+++ Available records +++

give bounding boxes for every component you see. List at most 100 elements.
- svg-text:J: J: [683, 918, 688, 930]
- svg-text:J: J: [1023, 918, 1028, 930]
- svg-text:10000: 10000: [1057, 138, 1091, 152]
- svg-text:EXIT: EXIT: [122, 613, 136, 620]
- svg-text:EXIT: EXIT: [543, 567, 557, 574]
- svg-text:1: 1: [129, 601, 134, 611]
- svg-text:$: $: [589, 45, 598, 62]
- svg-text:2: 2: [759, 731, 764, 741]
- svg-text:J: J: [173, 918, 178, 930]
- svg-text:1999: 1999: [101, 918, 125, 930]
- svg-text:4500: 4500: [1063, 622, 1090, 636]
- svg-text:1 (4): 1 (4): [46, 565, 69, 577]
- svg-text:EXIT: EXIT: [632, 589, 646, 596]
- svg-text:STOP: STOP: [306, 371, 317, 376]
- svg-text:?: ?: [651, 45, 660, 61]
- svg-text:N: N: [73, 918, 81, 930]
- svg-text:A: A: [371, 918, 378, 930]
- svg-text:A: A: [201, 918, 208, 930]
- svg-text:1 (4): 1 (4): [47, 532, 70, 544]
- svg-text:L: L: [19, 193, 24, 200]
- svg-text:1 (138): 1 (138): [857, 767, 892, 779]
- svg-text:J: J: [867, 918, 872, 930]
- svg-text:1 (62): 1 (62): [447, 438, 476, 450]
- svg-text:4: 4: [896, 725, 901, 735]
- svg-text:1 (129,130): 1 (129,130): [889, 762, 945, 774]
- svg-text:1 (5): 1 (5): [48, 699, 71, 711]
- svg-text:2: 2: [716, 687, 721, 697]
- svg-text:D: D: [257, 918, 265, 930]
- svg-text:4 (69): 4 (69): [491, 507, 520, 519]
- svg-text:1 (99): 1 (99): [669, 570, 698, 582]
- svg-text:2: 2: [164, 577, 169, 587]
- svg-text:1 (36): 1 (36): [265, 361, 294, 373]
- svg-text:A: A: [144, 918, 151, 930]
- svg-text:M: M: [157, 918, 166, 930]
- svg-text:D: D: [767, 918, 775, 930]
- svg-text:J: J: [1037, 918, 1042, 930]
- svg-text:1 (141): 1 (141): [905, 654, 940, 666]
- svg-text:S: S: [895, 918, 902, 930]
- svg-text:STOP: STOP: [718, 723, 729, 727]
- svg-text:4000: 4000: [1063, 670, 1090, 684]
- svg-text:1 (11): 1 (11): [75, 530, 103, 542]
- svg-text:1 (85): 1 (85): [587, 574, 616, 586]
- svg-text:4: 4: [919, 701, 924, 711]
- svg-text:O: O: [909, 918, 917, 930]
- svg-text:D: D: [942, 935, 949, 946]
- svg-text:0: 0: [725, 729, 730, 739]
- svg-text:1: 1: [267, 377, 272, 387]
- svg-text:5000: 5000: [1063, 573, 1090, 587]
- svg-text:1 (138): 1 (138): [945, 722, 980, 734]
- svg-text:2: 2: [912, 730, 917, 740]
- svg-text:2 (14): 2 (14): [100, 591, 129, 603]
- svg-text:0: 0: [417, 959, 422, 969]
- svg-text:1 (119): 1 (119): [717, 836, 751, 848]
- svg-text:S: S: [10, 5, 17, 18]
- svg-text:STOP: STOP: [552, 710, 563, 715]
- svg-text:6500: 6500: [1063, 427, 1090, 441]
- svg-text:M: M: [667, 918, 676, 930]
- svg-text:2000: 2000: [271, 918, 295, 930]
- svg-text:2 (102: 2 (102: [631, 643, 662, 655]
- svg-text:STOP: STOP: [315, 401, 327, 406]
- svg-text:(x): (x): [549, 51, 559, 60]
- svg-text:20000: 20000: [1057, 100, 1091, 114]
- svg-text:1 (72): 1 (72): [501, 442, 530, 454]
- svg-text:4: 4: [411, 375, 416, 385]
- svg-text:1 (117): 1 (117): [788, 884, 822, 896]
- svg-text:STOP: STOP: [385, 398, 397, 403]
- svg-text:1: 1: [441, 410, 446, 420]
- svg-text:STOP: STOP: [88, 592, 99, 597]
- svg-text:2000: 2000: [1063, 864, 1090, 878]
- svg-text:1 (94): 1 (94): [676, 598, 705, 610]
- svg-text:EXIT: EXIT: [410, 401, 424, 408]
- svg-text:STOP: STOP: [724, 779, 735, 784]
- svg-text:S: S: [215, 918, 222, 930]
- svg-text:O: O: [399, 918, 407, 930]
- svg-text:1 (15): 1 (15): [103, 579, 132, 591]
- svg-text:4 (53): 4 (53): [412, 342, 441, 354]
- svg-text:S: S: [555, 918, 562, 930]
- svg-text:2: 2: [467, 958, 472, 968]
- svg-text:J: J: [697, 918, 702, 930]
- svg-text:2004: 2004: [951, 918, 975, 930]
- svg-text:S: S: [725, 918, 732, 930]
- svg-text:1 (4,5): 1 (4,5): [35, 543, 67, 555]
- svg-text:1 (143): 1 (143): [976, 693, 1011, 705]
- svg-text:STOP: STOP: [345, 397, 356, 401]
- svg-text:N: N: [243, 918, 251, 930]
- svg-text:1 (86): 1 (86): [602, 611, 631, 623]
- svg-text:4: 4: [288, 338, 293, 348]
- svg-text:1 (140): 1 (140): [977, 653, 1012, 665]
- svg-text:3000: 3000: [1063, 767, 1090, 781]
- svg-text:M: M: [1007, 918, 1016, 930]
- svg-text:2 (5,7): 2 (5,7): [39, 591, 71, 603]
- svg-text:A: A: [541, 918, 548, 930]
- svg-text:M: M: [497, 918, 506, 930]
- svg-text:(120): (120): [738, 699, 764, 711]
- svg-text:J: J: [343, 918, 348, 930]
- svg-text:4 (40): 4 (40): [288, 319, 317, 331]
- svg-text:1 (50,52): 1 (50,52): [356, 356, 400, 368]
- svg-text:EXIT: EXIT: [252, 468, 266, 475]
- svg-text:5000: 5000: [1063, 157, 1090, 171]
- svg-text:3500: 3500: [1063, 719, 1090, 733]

+++

== Challenge ==
Return the listing above verbatim, keeping every line unchanged and in its original order.

== Complete output ==
give bounding boxes for every component you see. List at most 100 elements.
- svg-text:J: J: [683, 918, 688, 930]
- svg-text:J: J: [1023, 918, 1028, 930]
- svg-text:10000: 10000: [1057, 138, 1091, 152]
- svg-text:EXIT: EXIT: [122, 613, 136, 620]
- svg-text:EXIT: EXIT: [543, 567, 557, 574]
- svg-text:1: 1: [129, 601, 134, 611]
- svg-text:$: $: [589, 45, 598, 62]
- svg-text:2: 2: [759, 731, 764, 741]
- svg-text:J: J: [173, 918, 178, 930]
- svg-text:1999: 1999: [101, 918, 125, 930]
- svg-text:4500: 4500: [1063, 622, 1090, 636]
- svg-text:1 (4): 1 (4): [46, 565, 69, 577]
- svg-text:EXIT: EXIT: [632, 589, 646, 596]
- svg-text:STOP: STOP: [306, 371, 317, 376]
- svg-text:?: ?: [651, 45, 660, 61]
- svg-text:N: N: [73, 918, 81, 930]
- svg-text:A: A: [371, 918, 378, 930]
- svg-text:A: A: [201, 918, 208, 930]
- svg-text:1 (4): 1 (4): [47, 532, 70, 544]
- svg-text:L: L: [19, 193, 24, 200]
- svg-text:1 (138): 1 (138): [857, 767, 892, 779]
- svg-text:J: J: [867, 918, 872, 930]
- svg-text:1 (62): 1 (62): [447, 438, 476, 450]
- svg-text:4: 4: [896, 725, 901, 735]
- svg-text:1 (129,130): 1 (129,130): [889, 762, 945, 774]
- svg-text:1 (5): 1 (5): [48, 699, 71, 711]
- svg-text:2: 2: [716, 687, 721, 697]
- svg-text:D: D: [257, 918, 265, 930]
- svg-text:4 (69): 4 (69): [491, 507, 520, 519]
- svg-text:1 (99): 1 (99): [669, 570, 698, 582]
- svg-text:2: 2: [164, 577, 169, 587]
- svg-text:1 (36): 1 (36): [265, 361, 294, 373]
- svg-text:A: A: [144, 918, 151, 930]
- svg-text:M: M: [157, 918, 166, 930]
- svg-text:D: D: [767, 918, 775, 930]
- svg-text:J: J: [1037, 918, 1042, 930]
- svg-text:1 (141): 1 (141): [905, 654, 940, 666]
- svg-text:S: S: [895, 918, 902, 930]
- svg-text:STOP: STOP: [718, 723, 729, 727]
- svg-text:4000: 4000: [1063, 670, 1090, 684]
- svg-text:1 (11): 1 (11): [75, 530, 103, 542]
- svg-text:1 (85): 1 (85): [587, 574, 616, 586]
- svg-text:4: 4: [919, 701, 924, 711]
- svg-text:O: O: [909, 918, 917, 930]
- svg-text:D: D: [942, 935, 949, 946]
- svg-text:0: 0: [725, 729, 730, 739]
- svg-text:1: 1: [267, 377, 272, 387]
- svg-text:5000: 5000: [1063, 573, 1090, 587]
- svg-text:1 (138): 1 (138): [945, 722, 980, 734]
- svg-text:2: 2: [912, 730, 917, 740]
- svg-text:2 (14): 2 (14): [100, 591, 129, 603]
- svg-text:0: 0: [417, 959, 422, 969]
- svg-text:1 (119): 1 (119): [717, 836, 751, 848]
- svg-text:S: S: [10, 5, 17, 18]
- svg-text:STOP: STOP: [552, 710, 563, 715]
- svg-text:6500: 6500: [1063, 427, 1090, 441]
- svg-text:M: M: [667, 918, 676, 930]
- svg-text:2000: 2000: [271, 918, 295, 930]
- svg-text:2 (102: 2 (102: [631, 643, 662, 655]
- svg-text:STOP: STOP: [315, 401, 327, 406]
- svg-text:(x): (x): [549, 51, 559, 60]
- svg-text:20000: 20000: [1057, 100, 1091, 114]
- svg-text:1 (72): 1 (72): [501, 442, 530, 454]
- svg-text:4: 4: [411, 375, 416, 385]
- svg-text:1 (117): 1 (117): [788, 884, 822, 896]
- svg-text:STOP: STOP: [385, 398, 397, 403]
- svg-text:1: 1: [441, 410, 446, 420]
- svg-text:STOP: STOP: [88, 592, 99, 597]
- svg-text:2000: 2000: [1063, 864, 1090, 878]
- svg-text:1 (94): 1 (94): [676, 598, 705, 610]
- svg-text:EXIT: EXIT: [410, 401, 424, 408]
- svg-text:STOP: STOP: [724, 779, 735, 784]
- svg-text:S: S: [215, 918, 222, 930]
- svg-text:O: O: [399, 918, 407, 930]
- svg-text:1 (15): 1 (15): [103, 579, 132, 591]
- svg-text:4 (53): 4 (53): [412, 342, 441, 354]
- svg-text:S: S: [555, 918, 562, 930]
- svg-text:2: 2: [467, 958, 472, 968]
- svg-text:J: J: [697, 918, 702, 930]
- svg-text:2004: 2004: [951, 918, 975, 930]
- svg-text:S: S: [725, 918, 732, 930]
- svg-text:1 (4,5): 1 (4,5): [35, 543, 67, 555]
- svg-text:1 (143): 1 (143): [976, 693, 1011, 705]
- svg-text:STOP: STOP: [345, 397, 356, 401]
- svg-text:N: N: [243, 918, 251, 930]
- svg-text:1 (86): 1 (86): [602, 611, 631, 623]
- svg-text:4: 4: [288, 338, 293, 348]
- svg-text:1 (140): 1 (140): [977, 653, 1012, 665]
- svg-text:3000: 3000: [1063, 767, 1090, 781]
- svg-text:M: M: [1007, 918, 1016, 930]
- svg-text:2 (5,7): 2 (5,7): [39, 591, 71, 603]
- svg-text:A: A: [541, 918, 548, 930]
- svg-text:M: M: [497, 918, 506, 930]
- svg-text:(120): (120): [738, 699, 764, 711]
- svg-text:J: J: [343, 918, 348, 930]
- svg-text:4 (40): 4 (40): [288, 319, 317, 331]
- svg-text:1 (50,52): 1 (50,52): [356, 356, 400, 368]
- svg-text:EXIT: EXIT: [252, 468, 266, 475]
- svg-text:5000: 5000: [1063, 157, 1090, 171]
- svg-text:3500: 3500: [1063, 719, 1090, 733]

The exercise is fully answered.